**Directions**
Scan the listing that follows and report how many lines contain "JSON". Write the number alone.

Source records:

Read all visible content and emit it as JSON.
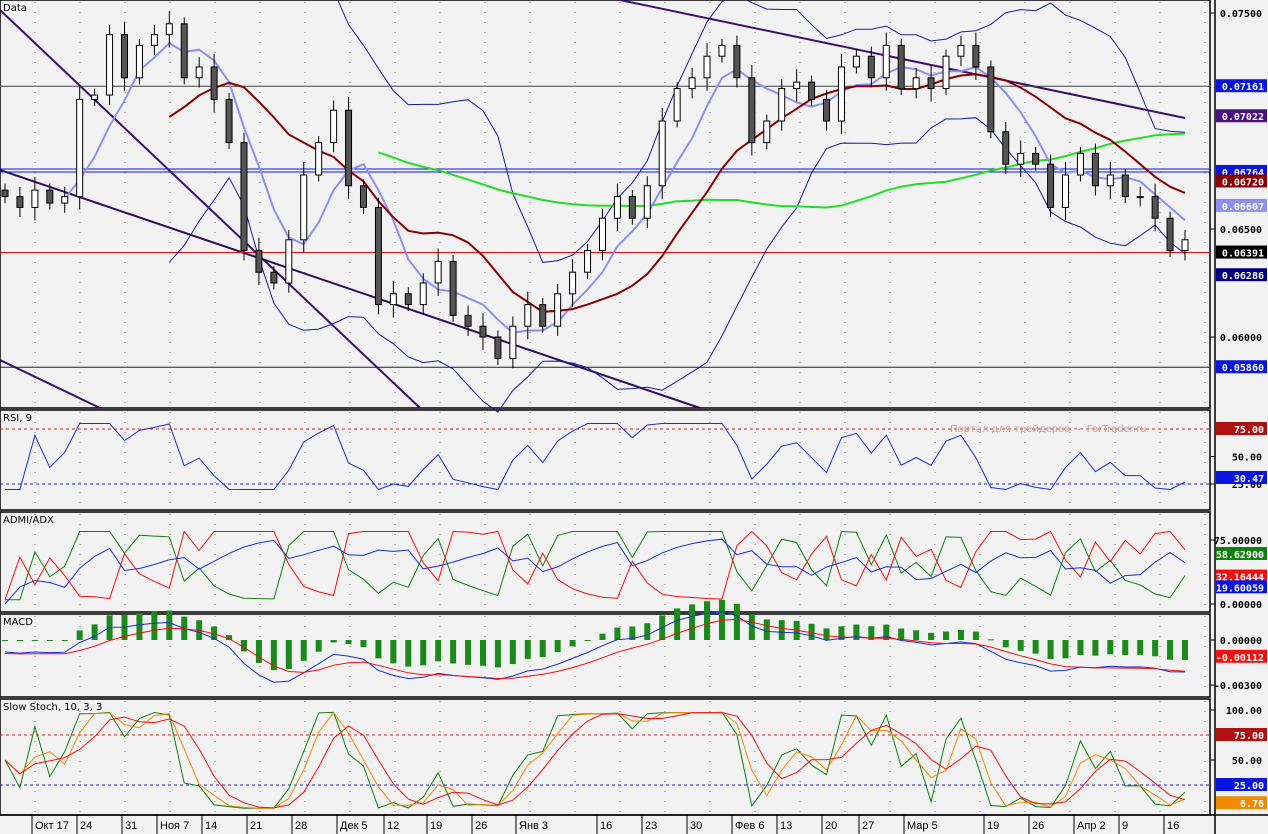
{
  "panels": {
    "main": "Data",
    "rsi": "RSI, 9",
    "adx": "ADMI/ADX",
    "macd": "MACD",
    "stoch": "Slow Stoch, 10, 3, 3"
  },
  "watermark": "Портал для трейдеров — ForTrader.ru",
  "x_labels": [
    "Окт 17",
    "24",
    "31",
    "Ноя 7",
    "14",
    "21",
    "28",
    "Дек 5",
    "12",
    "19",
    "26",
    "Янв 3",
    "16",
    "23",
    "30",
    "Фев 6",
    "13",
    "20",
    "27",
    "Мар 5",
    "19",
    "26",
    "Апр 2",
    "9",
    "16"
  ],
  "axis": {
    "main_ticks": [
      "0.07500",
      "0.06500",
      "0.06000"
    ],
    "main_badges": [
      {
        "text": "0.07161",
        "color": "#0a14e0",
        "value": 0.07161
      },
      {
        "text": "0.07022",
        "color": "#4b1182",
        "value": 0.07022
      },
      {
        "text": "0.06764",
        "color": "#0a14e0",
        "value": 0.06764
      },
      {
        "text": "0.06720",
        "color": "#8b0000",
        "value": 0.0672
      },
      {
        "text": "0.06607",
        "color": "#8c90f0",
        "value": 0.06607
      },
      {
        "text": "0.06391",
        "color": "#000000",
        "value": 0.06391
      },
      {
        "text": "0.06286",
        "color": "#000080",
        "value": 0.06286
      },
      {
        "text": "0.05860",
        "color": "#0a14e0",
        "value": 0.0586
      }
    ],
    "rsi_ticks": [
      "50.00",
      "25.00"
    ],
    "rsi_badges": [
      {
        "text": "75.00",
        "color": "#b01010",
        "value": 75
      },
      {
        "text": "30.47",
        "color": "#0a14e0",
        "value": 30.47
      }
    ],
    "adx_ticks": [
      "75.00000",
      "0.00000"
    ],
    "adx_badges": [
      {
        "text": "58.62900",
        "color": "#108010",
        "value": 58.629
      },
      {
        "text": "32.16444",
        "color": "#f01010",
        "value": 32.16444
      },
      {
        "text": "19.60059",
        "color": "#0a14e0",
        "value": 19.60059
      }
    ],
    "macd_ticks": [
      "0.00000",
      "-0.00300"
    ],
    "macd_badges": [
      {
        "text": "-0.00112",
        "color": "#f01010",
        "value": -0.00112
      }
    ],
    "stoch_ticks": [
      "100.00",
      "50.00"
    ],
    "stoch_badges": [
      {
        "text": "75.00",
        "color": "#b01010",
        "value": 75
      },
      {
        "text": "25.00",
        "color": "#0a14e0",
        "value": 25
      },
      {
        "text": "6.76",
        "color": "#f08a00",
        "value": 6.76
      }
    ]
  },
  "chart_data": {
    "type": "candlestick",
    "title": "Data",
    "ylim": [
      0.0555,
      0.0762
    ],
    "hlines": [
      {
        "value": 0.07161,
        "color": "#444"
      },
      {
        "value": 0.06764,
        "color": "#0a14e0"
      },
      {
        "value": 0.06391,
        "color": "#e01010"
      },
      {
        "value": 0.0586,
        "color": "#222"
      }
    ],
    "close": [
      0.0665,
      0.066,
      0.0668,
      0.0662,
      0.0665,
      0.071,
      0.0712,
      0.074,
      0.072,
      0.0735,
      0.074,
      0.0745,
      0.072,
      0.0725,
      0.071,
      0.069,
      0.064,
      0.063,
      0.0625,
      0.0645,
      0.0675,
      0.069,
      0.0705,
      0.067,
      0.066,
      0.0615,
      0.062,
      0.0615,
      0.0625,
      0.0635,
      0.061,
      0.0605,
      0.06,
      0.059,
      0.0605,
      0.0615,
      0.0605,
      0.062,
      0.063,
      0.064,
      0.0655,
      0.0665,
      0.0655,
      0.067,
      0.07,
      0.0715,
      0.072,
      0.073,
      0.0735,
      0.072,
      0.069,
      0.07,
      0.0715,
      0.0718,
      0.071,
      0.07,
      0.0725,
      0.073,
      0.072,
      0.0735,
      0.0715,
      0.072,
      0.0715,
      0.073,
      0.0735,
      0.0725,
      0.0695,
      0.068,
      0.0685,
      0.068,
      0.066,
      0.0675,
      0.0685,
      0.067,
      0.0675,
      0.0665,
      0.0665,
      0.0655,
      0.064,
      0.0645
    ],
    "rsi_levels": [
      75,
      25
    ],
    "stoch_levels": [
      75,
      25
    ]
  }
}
--
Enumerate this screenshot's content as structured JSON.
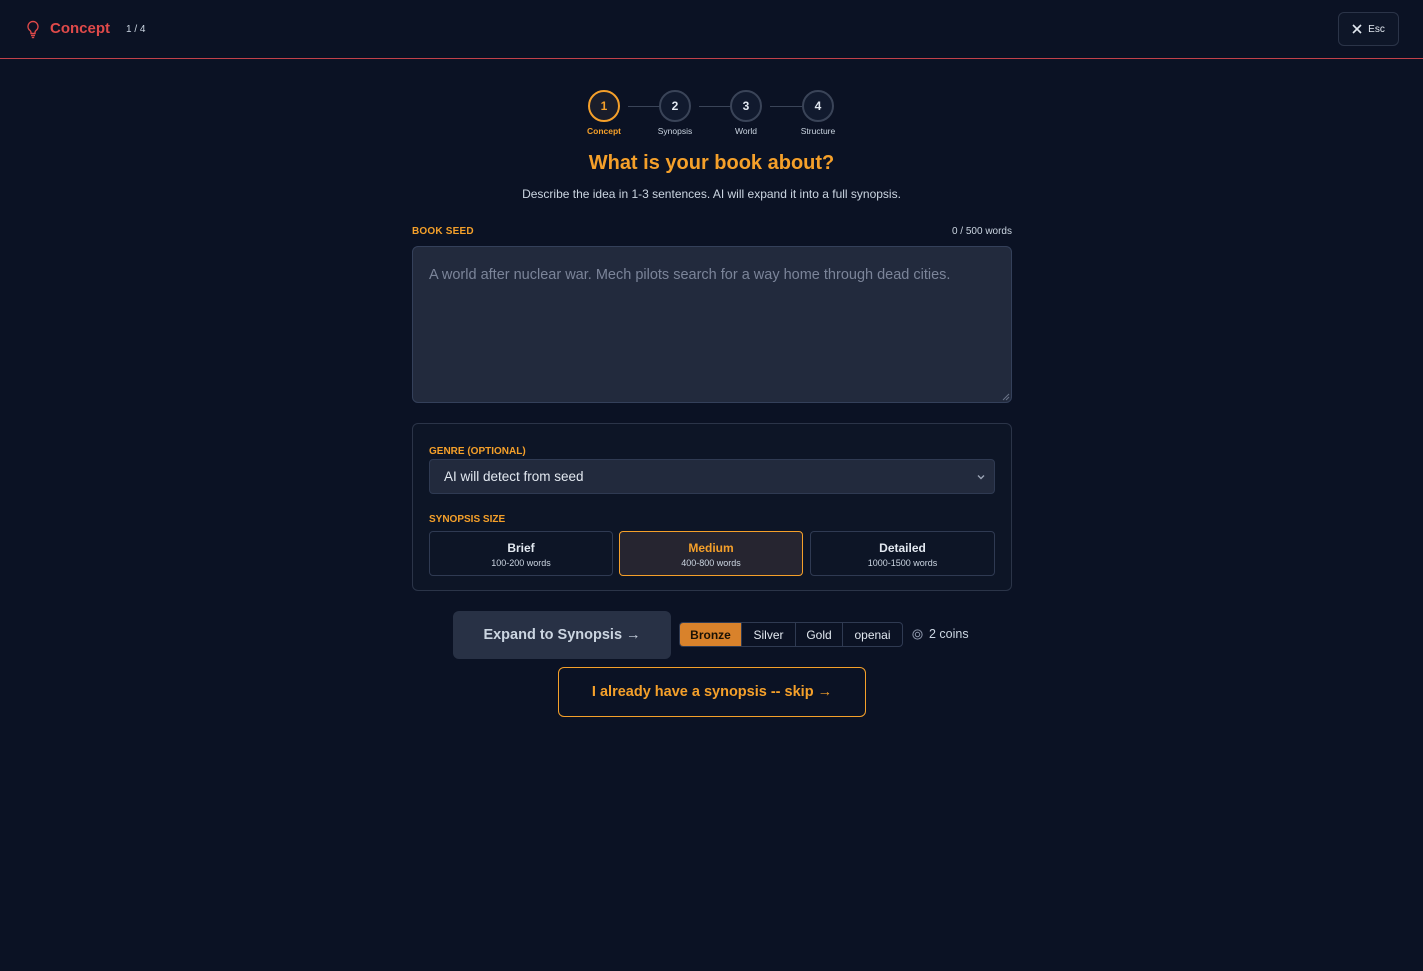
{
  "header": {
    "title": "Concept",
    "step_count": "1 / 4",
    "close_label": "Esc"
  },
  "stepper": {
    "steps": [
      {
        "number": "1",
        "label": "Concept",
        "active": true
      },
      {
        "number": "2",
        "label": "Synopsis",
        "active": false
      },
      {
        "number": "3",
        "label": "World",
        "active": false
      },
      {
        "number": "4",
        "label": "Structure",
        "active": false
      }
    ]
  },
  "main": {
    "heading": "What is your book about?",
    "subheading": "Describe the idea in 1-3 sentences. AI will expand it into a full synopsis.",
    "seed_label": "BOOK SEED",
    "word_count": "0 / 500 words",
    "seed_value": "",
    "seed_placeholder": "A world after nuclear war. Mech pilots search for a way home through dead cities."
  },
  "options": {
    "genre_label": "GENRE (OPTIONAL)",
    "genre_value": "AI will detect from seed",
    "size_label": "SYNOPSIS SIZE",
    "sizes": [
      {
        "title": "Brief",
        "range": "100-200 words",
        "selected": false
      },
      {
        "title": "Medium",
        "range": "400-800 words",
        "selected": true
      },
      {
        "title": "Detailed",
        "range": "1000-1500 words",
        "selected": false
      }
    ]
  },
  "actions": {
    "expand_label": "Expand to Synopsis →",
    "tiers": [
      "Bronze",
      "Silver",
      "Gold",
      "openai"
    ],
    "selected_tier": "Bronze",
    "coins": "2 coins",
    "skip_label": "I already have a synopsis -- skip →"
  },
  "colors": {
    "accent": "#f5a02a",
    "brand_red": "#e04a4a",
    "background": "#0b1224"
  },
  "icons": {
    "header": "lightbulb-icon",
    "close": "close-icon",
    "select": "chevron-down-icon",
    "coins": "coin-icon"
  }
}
...
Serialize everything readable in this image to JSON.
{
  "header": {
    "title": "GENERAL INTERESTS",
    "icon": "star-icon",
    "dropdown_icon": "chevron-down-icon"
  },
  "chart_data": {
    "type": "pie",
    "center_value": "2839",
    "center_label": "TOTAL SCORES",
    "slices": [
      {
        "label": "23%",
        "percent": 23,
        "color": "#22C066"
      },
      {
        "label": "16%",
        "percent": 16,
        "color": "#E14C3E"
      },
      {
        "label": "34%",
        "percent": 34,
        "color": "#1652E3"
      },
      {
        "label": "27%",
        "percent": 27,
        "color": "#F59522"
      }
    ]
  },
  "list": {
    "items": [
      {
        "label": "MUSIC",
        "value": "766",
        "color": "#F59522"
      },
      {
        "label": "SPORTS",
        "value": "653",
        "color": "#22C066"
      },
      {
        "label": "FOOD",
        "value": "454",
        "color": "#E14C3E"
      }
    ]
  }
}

**Response to the task**
3